* **Exercise objective**
Only lines with the string "在历史上" matter here; gather them from the material below.

* **Material for this exercise**
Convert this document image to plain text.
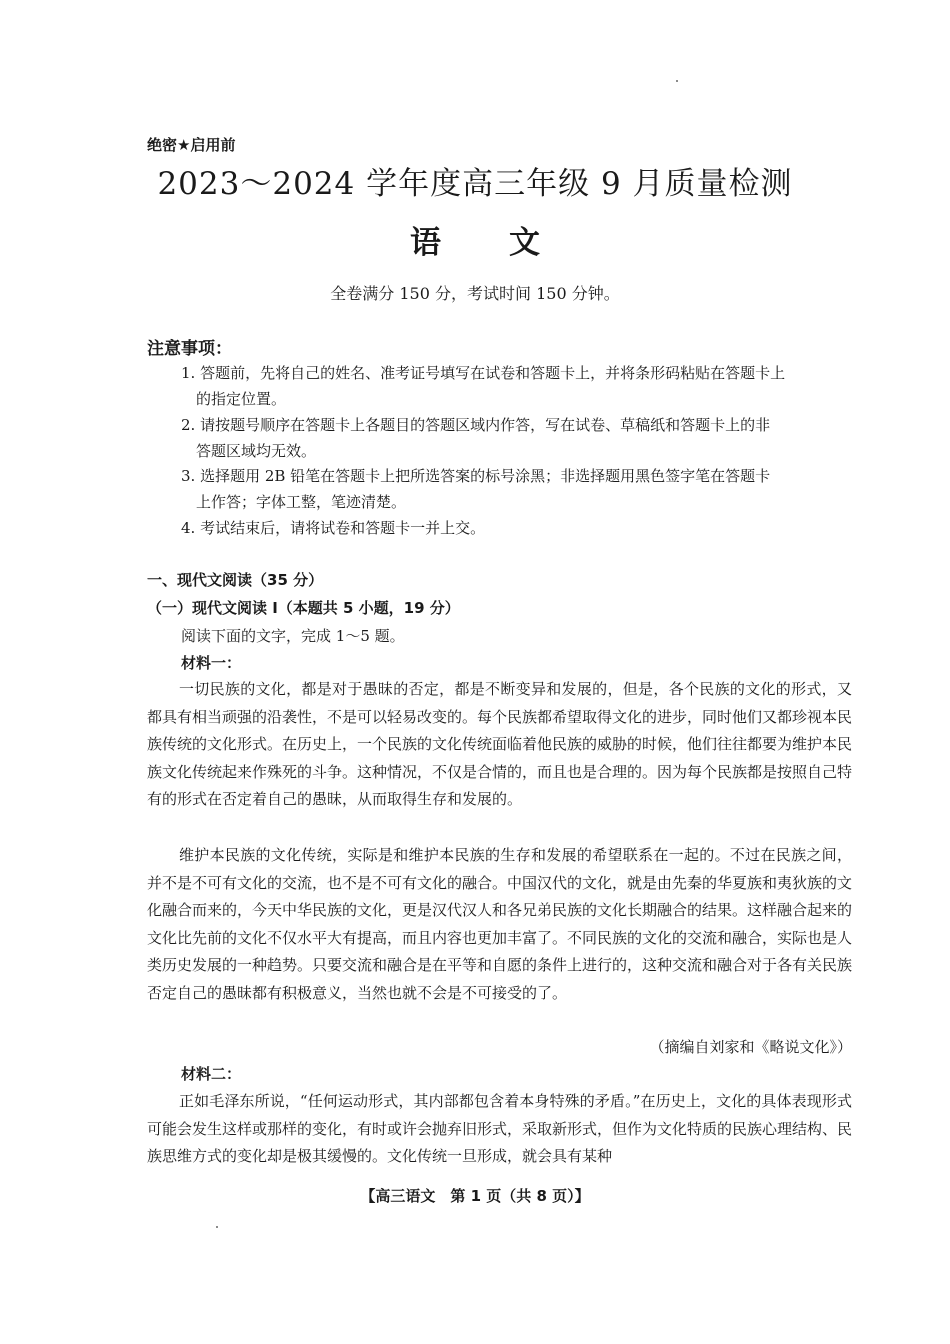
绝密★启用前
2023～2024 学年度高三年级 9 月质量检测
语 文
全卷满分 150 分，考试时间 150 分钟。
注意事项：
1. 答题前，先将自己的姓名、准考证号填写在试卷和答题卡上，并将条形码粘贴在答题卡上
的指定位置。
2. 请按题号顺序在答题卡上各题目的答题区域内作答，写在试卷、草稿纸和答题卡上的非
答题区域均无效。
3. 选择题用 2B 铅笔在答题卡上把所选答案的标号涂黑；非选择题用黑色签字笔在答题卡
上作答；字体工整，笔迹清楚。
4. 考试结束后，请将试卷和答题卡一并上交。
一、现代文阅读（35 分）
（一）现代文阅读 Ⅰ（本题共 5 小题，19 分）
阅读下面的文字，完成 1～5 题。
材料一：
一切民族的文化，都是对于愚昧的否定，都是不断变异和发展的，但是，各个民族的文化的形式，又都具有相当顽强的沿袭性，不是可以轻易改变的。每个民族都希望取得文化的进步，同时他们又都珍视本民族传统的文化形式。在历史上，一个民族的文化传统面临着他民族的威胁的时候，他们往往都要为维护本民族文化传统起来作殊死的斗争。这种情况，不仅是合情的，而且也是合理的。因为每个民族都是按照自己特有的形式在否定着自己的愚昧，从而取得生存和发展的。
维护本民族的文化传统，实际是和维护本民族的生存和发展的希望联系在一起的。不过在民族之间，并不是不可有文化的交流，也不是不可有文化的融合。中国汉代的文化，就是由先秦的华夏族和夷狄族的文化融合而来的，今天中华民族的文化，更是汉代汉人和各兄弟民族的文化长期融合的结果。这样融合起来的文化比先前的文化不仅水平大有提高，而且内容也更加丰富了。不同民族的文化的交流和融合，实际也是人类历史发展的一种趋势。只要交流和融合是在平等和自愿的条件上进行的，这种交流和融合对于各有关民族否定自己的愚昧都有积极意义，当然也就不会是不可接受的了。
（摘编自刘家和《略说文化》）
材料二：
正如毛泽东所说，“任何运动形式，其内部都包含着本身特殊的矛盾。”在历史上，文化的具体表现形式可能会发生这样或那样的变化，有时或许会抛弃旧形式，采取新形式，但作为文化特质的民族心理结构、民族思维方式的变化却是极其缓慢的。文化传统一旦形成，就会具有某种
【高三语文　第 1 页（共 8 页）】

* **Solution to the exercise**
一切民族的文化，都是对于愚昧的否定，都是不断变异和发展的，但是，各个民族的文化的形式，又都具有相当顽强的沿袭性，不是可以轻易改变的。每个民族都希望取得文化的进步，同时他们又都珍视本民族传统的文化形式。在历史上，一个民族的文化传统面临着他民族的威胁的时候，他们往往都要为维护本民族文化传统起来作殊死的斗争。这种情况，不仅是合情的，而且也是合理的。因为每个民族都是按照自己特有的形式在否定着自己的愚昧，从而取得生存和发展的。
正如毛泽东所说，“任何运动形式，其内部都包含着本身特殊的矛盾。”在历史上，文化的具体表现形式可能会发生这样或那样的变化，有时或许会抛弃旧形式，采取新形式，但作为文化特质的民族心理结构、民族思维方式的变化却是极其缓慢的。文化传统一旦形成，就会具有某种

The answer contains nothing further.